Task requirements:
From the listing below, pull out every line where the string "color" appears.
____ Supplied information
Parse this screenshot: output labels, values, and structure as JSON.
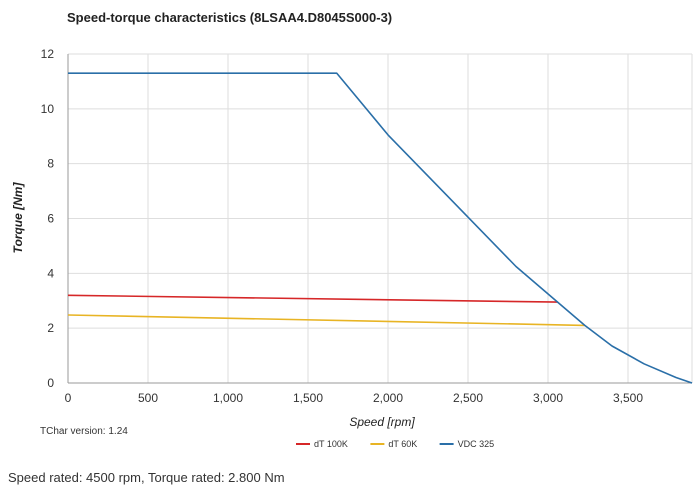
{
  "chart_data": {
    "type": "line",
    "title": "Speed-torque characteristics (8LSAA4.D8045S000-3)",
    "xlabel": "Speed [rpm]",
    "ylabel": "Torque [Nm]",
    "xlim": [
      0,
      3900
    ],
    "ylim": [
      0,
      12
    ],
    "xticks": [
      0,
      500,
      1000,
      1500,
      2000,
      2500,
      3000,
      3500
    ],
    "xtick_labels": [
      "0",
      "500",
      "1,000",
      "1,500",
      "2,000",
      "2,500",
      "3,000",
      "3,500"
    ],
    "yticks": [
      0,
      2,
      4,
      6,
      8,
      10,
      12
    ],
    "ytick_labels": [
      "0",
      "2",
      "4",
      "6",
      "8",
      "10",
      "12"
    ],
    "grid": true,
    "legend_position": "bottom-center",
    "series": [
      {
        "name": "dT 100K",
        "color": "#d62728",
        "x": [
          0,
          3060
        ],
        "y": [
          3.2,
          2.95
        ]
      },
      {
        "name": "dT 60K",
        "color": "#e8b424",
        "x": [
          0,
          3230
        ],
        "y": [
          2.48,
          2.1
        ]
      },
      {
        "name": "VDC 325",
        "color": "#2a6fa8",
        "x": [
          0,
          1680,
          2000,
          2400,
          2800,
          3060,
          3230,
          3400,
          3600,
          3800,
          3900
        ],
        "y": [
          11.3,
          11.3,
          9.05,
          6.65,
          4.25,
          2.95,
          2.1,
          1.35,
          0.7,
          0.2,
          0.0
        ]
      }
    ]
  },
  "note": "TChar version: 1.24",
  "footer": "Speed rated: 4500 rpm, Torque rated: 2.800 Nm"
}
________
Solution to this task:
        "color": "#d62728",
        "color": "#e8b424",
        "color": "#2a6fa8",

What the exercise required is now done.